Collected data
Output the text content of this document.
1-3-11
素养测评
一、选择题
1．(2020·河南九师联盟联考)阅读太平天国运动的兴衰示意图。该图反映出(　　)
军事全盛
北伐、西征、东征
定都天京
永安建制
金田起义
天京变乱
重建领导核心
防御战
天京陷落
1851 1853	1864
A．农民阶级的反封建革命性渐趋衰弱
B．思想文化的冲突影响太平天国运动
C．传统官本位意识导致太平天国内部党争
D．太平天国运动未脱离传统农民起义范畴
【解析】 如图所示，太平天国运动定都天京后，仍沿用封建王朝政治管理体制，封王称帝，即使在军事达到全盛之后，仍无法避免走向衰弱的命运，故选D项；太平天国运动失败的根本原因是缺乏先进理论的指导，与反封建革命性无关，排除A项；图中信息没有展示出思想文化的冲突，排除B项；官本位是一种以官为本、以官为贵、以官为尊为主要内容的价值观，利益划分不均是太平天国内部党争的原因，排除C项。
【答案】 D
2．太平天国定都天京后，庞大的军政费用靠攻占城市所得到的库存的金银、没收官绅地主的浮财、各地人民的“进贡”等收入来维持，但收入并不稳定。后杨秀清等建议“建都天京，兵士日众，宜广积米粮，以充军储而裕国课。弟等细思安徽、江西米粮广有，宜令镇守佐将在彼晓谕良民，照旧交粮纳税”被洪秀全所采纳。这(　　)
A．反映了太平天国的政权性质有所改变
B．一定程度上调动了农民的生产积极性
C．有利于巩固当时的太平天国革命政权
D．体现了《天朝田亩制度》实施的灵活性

> [Problem statement]:
Copy every line exactly. Leave nothing out.

> [The output]:
Output the text content of this document.
1-3-11
素养测评
一、选择题
1．(2020·河南九师联盟联考)阅读太平天国运动的兴衰示意图。该图反映出(　　)
军事全盛
北伐、西征、东征
定都天京
永安建制
金田起义
天京变乱
重建领导核心
防御战
天京陷落
1851 1853	1864
A．农民阶级的反封建革命性渐趋衰弱
B．思想文化的冲突影响太平天国运动
C．传统官本位意识导致太平天国内部党争
D．太平天国运动未脱离传统农民起义范畴
【解析】 如图所示，太平天国运动定都天京后，仍沿用封建王朝政治管理体制，封王称帝，即使在军事达到全盛之后，仍无法避免走向衰弱的命运，故选D项；太平天国运动失败的根本原因是缺乏先进理论的指导，与反封建革命性无关，排除A项；图中信息没有展示出思想文化的冲突，排除B项；官本位是一种以官为本、以官为贵、以官为尊为主要内容的价值观，利益划分不均是太平天国内部党争的原因，排除C项。
【答案】 D
2．太平天国定都天京后，庞大的军政费用靠攻占城市所得到的库存的金银、没收官绅地主的浮财、各地人民的“进贡”等收入来维持，但收入并不稳定。后杨秀清等建议“建都天京，兵士日众，宜广积米粮，以充军储而裕国课。弟等细思安徽、江西米粮广有，宜令镇守佐将在彼晓谕良民，照旧交粮纳税”被洪秀全所采纳。这(　　)
A．反映了太平天国的政权性质有所改变
B．一定程度上调动了农民的生产积极性
C．有利于巩固当时的太平天国革命政权
D．体现了《天朝田亩制度》实施的灵活性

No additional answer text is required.